(Aim of the task)
Read the records below. Copy each line where the string "with" occurs.

# # # # #

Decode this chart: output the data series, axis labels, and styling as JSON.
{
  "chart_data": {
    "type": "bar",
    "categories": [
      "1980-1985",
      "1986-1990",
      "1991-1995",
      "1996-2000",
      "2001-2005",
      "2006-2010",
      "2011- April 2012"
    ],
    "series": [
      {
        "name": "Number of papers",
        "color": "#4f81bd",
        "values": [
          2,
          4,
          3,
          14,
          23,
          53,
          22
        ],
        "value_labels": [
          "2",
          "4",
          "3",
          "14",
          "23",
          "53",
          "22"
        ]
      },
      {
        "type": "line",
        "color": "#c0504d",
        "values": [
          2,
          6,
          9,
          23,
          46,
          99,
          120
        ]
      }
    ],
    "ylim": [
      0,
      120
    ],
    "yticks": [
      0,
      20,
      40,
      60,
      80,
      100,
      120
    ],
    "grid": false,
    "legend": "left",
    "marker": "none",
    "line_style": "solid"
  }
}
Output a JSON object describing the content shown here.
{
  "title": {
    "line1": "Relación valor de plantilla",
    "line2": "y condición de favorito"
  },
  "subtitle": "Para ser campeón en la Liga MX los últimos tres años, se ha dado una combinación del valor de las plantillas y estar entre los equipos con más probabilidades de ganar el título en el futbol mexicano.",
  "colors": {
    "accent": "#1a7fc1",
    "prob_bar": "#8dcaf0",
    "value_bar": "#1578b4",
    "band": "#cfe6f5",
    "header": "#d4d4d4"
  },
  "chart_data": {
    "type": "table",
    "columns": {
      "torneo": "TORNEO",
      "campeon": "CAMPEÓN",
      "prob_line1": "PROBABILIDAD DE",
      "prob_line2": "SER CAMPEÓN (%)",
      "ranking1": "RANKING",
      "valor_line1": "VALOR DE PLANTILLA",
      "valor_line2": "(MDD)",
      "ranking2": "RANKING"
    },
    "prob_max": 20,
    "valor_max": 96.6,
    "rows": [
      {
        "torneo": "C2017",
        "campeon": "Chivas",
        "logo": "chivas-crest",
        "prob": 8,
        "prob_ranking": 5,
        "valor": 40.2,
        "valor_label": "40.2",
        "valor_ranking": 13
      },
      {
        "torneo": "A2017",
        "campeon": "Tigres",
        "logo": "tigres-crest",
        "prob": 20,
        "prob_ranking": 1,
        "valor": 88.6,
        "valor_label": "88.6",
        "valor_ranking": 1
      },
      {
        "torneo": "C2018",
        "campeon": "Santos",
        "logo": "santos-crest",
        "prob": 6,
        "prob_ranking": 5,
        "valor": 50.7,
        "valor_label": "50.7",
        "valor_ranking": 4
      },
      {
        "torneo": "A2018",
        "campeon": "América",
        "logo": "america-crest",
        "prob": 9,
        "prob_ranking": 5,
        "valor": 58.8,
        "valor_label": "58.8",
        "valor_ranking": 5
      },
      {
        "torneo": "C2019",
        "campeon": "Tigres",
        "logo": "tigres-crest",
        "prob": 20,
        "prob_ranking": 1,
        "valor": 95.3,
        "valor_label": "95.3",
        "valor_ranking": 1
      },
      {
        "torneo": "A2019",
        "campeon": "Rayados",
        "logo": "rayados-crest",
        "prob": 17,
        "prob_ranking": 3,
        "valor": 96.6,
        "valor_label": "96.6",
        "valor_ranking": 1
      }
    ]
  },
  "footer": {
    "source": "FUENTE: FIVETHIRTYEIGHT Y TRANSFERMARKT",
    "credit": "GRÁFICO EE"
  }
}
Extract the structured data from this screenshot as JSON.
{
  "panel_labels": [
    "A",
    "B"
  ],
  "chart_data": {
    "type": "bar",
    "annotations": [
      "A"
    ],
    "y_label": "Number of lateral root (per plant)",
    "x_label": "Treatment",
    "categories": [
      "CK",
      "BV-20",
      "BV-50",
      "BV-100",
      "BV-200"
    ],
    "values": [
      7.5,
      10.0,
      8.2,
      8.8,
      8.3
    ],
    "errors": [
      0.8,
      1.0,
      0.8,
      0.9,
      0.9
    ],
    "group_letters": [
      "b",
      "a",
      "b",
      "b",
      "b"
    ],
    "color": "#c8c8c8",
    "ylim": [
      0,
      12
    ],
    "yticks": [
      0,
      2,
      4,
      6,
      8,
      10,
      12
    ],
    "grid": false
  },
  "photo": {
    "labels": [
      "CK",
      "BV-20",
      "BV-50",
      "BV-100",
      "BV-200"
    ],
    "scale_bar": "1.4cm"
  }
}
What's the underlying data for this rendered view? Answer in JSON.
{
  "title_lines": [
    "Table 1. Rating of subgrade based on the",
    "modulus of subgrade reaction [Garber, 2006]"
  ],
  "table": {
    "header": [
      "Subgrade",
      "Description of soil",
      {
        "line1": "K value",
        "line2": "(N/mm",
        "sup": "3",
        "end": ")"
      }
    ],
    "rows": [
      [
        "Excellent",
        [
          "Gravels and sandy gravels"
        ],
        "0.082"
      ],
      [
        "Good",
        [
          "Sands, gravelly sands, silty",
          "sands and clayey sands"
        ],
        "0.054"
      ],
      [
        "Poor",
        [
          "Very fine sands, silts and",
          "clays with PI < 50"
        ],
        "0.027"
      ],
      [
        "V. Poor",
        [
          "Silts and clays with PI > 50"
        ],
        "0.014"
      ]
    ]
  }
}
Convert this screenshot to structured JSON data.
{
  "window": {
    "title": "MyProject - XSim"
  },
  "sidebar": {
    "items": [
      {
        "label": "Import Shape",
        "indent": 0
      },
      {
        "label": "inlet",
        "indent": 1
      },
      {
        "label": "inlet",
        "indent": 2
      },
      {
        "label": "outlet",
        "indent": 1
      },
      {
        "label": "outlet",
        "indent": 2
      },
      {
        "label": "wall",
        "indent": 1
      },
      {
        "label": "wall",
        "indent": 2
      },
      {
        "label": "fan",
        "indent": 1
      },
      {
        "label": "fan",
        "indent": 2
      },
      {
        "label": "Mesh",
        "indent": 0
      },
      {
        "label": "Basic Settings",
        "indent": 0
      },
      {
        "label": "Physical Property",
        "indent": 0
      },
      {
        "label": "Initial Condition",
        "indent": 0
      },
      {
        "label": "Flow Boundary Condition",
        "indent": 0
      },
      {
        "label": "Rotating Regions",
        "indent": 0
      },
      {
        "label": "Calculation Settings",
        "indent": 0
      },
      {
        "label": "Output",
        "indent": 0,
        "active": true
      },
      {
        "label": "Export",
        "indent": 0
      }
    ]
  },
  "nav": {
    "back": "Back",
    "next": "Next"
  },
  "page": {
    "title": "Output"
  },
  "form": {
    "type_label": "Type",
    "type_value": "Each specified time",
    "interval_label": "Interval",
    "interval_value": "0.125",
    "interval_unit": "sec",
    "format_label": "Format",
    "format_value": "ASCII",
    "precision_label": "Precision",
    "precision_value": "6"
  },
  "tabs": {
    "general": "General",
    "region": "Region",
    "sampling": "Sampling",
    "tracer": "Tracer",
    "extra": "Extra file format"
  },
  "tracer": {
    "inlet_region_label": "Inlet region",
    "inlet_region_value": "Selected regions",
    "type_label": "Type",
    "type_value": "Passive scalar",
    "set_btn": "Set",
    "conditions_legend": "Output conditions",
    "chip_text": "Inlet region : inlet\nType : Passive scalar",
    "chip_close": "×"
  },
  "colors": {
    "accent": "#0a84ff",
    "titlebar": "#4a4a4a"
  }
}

# # # # #

(Complete output)
          "clays with PI < 50"
          "Silts and clays with PI > 50"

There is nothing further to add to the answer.